▶ Task instructions
Return the material below line for line, changing nothing.
::::::::
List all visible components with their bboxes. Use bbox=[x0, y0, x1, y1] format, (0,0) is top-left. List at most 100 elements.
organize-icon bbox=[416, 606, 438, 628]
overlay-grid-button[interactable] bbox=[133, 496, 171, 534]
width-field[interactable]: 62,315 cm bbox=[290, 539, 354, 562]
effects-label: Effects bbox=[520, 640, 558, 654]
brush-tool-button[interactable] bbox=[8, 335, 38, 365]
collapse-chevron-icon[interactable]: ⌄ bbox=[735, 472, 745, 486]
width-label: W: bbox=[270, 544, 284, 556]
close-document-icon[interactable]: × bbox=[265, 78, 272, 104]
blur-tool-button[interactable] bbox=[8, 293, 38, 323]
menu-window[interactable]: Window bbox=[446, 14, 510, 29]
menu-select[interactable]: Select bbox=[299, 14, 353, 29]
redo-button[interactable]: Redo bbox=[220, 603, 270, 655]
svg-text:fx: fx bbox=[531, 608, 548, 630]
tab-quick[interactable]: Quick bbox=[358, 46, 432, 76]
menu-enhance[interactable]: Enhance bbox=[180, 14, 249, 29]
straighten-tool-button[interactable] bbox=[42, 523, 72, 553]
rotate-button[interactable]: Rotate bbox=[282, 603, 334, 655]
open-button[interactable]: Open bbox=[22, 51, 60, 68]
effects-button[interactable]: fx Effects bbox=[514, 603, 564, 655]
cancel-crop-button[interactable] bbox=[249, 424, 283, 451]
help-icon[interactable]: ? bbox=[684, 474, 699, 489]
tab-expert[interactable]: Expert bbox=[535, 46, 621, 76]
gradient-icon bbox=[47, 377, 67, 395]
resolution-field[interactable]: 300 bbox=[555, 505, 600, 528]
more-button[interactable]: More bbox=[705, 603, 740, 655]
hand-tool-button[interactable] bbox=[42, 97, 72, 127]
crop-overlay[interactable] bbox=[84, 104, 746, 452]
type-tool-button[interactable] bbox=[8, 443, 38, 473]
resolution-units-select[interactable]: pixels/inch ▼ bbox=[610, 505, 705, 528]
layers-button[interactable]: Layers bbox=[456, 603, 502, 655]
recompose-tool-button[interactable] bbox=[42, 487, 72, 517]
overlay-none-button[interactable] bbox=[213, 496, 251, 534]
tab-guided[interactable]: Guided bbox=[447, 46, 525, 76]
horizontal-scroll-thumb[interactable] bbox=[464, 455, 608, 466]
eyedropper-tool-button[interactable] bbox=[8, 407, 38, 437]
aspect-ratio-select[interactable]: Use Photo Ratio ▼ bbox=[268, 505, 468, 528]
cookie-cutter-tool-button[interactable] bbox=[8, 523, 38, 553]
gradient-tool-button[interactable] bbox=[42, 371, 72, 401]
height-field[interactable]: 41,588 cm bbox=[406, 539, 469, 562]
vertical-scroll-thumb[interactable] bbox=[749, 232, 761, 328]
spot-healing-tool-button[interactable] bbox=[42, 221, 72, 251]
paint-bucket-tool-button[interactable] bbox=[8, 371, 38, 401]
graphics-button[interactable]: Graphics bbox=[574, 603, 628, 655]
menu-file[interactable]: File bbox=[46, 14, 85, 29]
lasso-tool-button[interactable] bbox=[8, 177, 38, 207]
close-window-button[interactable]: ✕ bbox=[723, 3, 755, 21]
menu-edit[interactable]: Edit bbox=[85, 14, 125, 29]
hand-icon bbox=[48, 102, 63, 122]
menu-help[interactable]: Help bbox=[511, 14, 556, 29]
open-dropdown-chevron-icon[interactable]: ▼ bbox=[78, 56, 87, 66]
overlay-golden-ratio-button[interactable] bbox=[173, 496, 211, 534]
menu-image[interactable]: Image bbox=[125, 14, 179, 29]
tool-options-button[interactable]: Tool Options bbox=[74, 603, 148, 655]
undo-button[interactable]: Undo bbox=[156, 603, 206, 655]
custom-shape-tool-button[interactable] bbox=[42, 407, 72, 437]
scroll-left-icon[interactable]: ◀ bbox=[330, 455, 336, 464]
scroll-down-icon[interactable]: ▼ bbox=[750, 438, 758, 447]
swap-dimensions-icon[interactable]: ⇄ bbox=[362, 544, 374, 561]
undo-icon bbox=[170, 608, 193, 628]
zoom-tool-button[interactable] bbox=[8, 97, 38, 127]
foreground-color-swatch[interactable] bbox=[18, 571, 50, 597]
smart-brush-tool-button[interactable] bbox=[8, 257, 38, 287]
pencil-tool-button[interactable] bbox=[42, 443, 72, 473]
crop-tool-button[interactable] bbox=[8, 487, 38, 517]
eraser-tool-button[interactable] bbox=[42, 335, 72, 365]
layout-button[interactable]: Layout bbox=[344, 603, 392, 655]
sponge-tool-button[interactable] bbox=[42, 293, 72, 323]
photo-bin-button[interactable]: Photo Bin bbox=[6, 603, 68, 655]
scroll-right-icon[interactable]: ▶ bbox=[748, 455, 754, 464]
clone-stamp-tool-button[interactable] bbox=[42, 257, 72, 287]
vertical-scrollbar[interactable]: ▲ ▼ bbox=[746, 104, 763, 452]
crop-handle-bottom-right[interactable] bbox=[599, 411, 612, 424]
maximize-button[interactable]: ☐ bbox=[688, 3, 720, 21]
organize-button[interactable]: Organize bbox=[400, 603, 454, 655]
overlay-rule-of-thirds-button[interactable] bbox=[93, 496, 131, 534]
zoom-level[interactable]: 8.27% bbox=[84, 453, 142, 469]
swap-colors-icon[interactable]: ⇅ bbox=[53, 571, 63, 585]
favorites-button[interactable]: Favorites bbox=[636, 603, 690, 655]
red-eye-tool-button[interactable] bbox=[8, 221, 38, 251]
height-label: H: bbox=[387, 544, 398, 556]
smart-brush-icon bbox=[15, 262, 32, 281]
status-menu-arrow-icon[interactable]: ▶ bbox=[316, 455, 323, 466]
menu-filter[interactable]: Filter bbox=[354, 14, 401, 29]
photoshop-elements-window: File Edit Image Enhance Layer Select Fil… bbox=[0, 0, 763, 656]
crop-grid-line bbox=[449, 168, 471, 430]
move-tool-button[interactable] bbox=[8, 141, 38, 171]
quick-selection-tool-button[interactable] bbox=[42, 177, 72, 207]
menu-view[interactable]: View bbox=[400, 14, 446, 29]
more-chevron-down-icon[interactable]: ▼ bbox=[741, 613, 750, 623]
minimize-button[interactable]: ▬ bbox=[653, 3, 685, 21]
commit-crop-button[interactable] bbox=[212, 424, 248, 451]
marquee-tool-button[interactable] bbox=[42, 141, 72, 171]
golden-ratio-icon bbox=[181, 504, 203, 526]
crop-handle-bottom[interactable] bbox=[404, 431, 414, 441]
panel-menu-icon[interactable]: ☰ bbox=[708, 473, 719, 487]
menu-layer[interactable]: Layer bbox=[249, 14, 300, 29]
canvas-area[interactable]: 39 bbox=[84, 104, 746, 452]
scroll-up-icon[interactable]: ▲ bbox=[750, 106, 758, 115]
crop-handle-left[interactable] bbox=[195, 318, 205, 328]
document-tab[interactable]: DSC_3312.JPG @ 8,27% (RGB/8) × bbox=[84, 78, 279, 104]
::::::::
▶ Result for this task
List all visible components with their bboxes. Use bbox=[x0, y0, x1, y1] format, (0,0) is top-left. List at most 100 elements.
organize-icon bbox=[416, 606, 438, 628]
overlay-grid-button[interactable] bbox=[133, 496, 171, 534]
width-field[interactable]: 62,315 cm bbox=[290, 539, 354, 562]
effects-label: Effects bbox=[520, 640, 558, 654]
brush-tool-button[interactable] bbox=[8, 335, 38, 365]
collapse-chevron-icon[interactable]: ⌄ bbox=[735, 472, 745, 486]
width-label: W: bbox=[270, 544, 284, 556]
close-document-icon[interactable]: × bbox=[265, 78, 272, 104]
blur-tool-button[interactable] bbox=[8, 293, 38, 323]
menu-window[interactable]: Window bbox=[446, 14, 510, 29]
menu-select[interactable]: Select bbox=[299, 14, 353, 29]
redo-button[interactable]: Redo bbox=[220, 603, 270, 655]
svg-text:fx: fx bbox=[531, 608, 548, 630]
tab-quick[interactable]: Quick bbox=[358, 46, 432, 76]
menu-enhance[interactable]: Enhance bbox=[180, 14, 249, 29]
straighten-tool-button[interactable] bbox=[42, 523, 72, 553]
rotate-button[interactable]: Rotate bbox=[282, 603, 334, 655]
open-button[interactable]: Open bbox=[22, 51, 60, 68]
effects-button[interactable]: fx Effects bbox=[514, 603, 564, 655]
cancel-crop-button[interactable] bbox=[249, 424, 283, 451]
help-icon[interactable]: ? bbox=[684, 474, 699, 489]
tab-expert[interactable]: Expert bbox=[535, 46, 621, 76]
gradient-icon bbox=[47, 377, 67, 395]
resolution-field[interactable]: 300 bbox=[555, 505, 600, 528]
more-button[interactable]: More bbox=[705, 603, 740, 655]
hand-tool-button[interactable] bbox=[42, 97, 72, 127]
crop-overlay[interactable] bbox=[84, 104, 746, 452]
type-tool-button[interactable] bbox=[8, 443, 38, 473]
resolution-units-select[interactable]: pixels/inch ▼ bbox=[610, 505, 705, 528]
layers-button[interactable]: Layers bbox=[456, 603, 502, 655]
recompose-tool-button[interactable] bbox=[42, 487, 72, 517]
overlay-none-button[interactable] bbox=[213, 496, 251, 534]
tab-guided[interactable]: Guided bbox=[447, 46, 525, 76]
horizontal-scroll-thumb[interactable] bbox=[464, 455, 608, 466]
eyedropper-tool-button[interactable] bbox=[8, 407, 38, 437]
aspect-ratio-select[interactable]: Use Photo Ratio ▼ bbox=[268, 505, 468, 528]
cookie-cutter-tool-button[interactable] bbox=[8, 523, 38, 553]
gradient-tool-button[interactable] bbox=[42, 371, 72, 401]
height-field[interactable]: 41,588 cm bbox=[406, 539, 469, 562]
vertical-scroll-thumb[interactable] bbox=[749, 232, 761, 328]
spot-healing-tool-button[interactable] bbox=[42, 221, 72, 251]
paint-bucket-tool-button[interactable] bbox=[8, 371, 38, 401]
graphics-button[interactable]: Graphics bbox=[574, 603, 628, 655]
menu-file[interactable]: File bbox=[46, 14, 85, 29]
lasso-tool-button[interactable] bbox=[8, 177, 38, 207]
close-window-button[interactable]: ✕ bbox=[723, 3, 755, 21]
menu-edit[interactable]: Edit bbox=[85, 14, 125, 29]
hand-icon bbox=[48, 102, 63, 122]
menu-help[interactable]: Help bbox=[511, 14, 556, 29]
open-dropdown-chevron-icon[interactable]: ▼ bbox=[78, 56, 87, 66]
overlay-golden-ratio-button[interactable] bbox=[173, 496, 211, 534]
menu-image[interactable]: Image bbox=[125, 14, 179, 29]
tool-options-button[interactable]: Tool Options bbox=[74, 603, 148, 655]
undo-button[interactable]: Undo bbox=[156, 603, 206, 655]
custom-shape-tool-button[interactable] bbox=[42, 407, 72, 437]
scroll-left-icon[interactable]: ◀ bbox=[330, 455, 336, 464]
scroll-down-icon[interactable]: ▼ bbox=[750, 438, 758, 447]
swap-dimensions-icon[interactable]: ⇄ bbox=[362, 544, 374, 561]
undo-icon bbox=[170, 608, 193, 628]
zoom-tool-button[interactable] bbox=[8, 97, 38, 127]
foreground-color-swatch[interactable] bbox=[18, 571, 50, 597]
smart-brush-tool-button[interactable] bbox=[8, 257, 38, 287]
pencil-tool-button[interactable] bbox=[42, 443, 72, 473]
crop-tool-button[interactable] bbox=[8, 487, 38, 517]
eraser-tool-button[interactable] bbox=[42, 335, 72, 365]
layout-button[interactable]: Layout bbox=[344, 603, 392, 655]
sponge-tool-button[interactable] bbox=[42, 293, 72, 323]
photo-bin-button[interactable]: Photo Bin bbox=[6, 603, 68, 655]
scroll-right-icon[interactable]: ▶ bbox=[748, 455, 754, 464]
clone-stamp-tool-button[interactable] bbox=[42, 257, 72, 287]
vertical-scrollbar[interactable]: ▲ ▼ bbox=[746, 104, 763, 452]
crop-handle-bottom-right[interactable] bbox=[599, 411, 612, 424]
maximize-button[interactable]: ☐ bbox=[688, 3, 720, 21]
organize-button[interactable]: Organize bbox=[400, 603, 454, 655]
overlay-rule-of-thirds-button[interactable] bbox=[93, 496, 131, 534]
zoom-level[interactable]: 8.27% bbox=[84, 453, 142, 469]
swap-colors-icon[interactable]: ⇅ bbox=[53, 571, 63, 585]
favorites-button[interactable]: Favorites bbox=[636, 603, 690, 655]
red-eye-tool-button[interactable] bbox=[8, 221, 38, 251]
height-label: H: bbox=[387, 544, 398, 556]
smart-brush-icon bbox=[15, 262, 32, 281]
status-menu-arrow-icon[interactable]: ▶ bbox=[316, 455, 323, 466]
menu-filter[interactable]: Filter bbox=[354, 14, 401, 29]
photoshop-elements-window: File Edit Image Enhance Layer Select Fil… bbox=[0, 0, 763, 656]
crop-grid-line bbox=[449, 168, 471, 430]
move-tool-button[interactable] bbox=[8, 141, 38, 171]
quick-selection-tool-button[interactable] bbox=[42, 177, 72, 207]
menu-view[interactable]: View bbox=[400, 14, 446, 29]
more-chevron-down-icon[interactable]: ▼ bbox=[741, 613, 750, 623]
minimize-button[interactable]: ▬ bbox=[653, 3, 685, 21]
commit-crop-button[interactable] bbox=[212, 424, 248, 451]
marquee-tool-button[interactable] bbox=[42, 141, 72, 171]
golden-ratio-icon bbox=[181, 504, 203, 526]
crop-handle-bottom[interactable] bbox=[404, 431, 414, 441]
panel-menu-icon[interactable]: ☰ bbox=[708, 473, 719, 487]
menu-layer[interactable]: Layer bbox=[249, 14, 300, 29]
canvas-area[interactable]: 39 bbox=[84, 104, 746, 452]
scroll-up-icon[interactable]: ▲ bbox=[750, 106, 758, 115]
crop-handle-left[interactable] bbox=[195, 318, 205, 328]
document-tab[interactable]: DSC_3312.JPG @ 8,27% (RGB/8) × bbox=[84, 78, 279, 104]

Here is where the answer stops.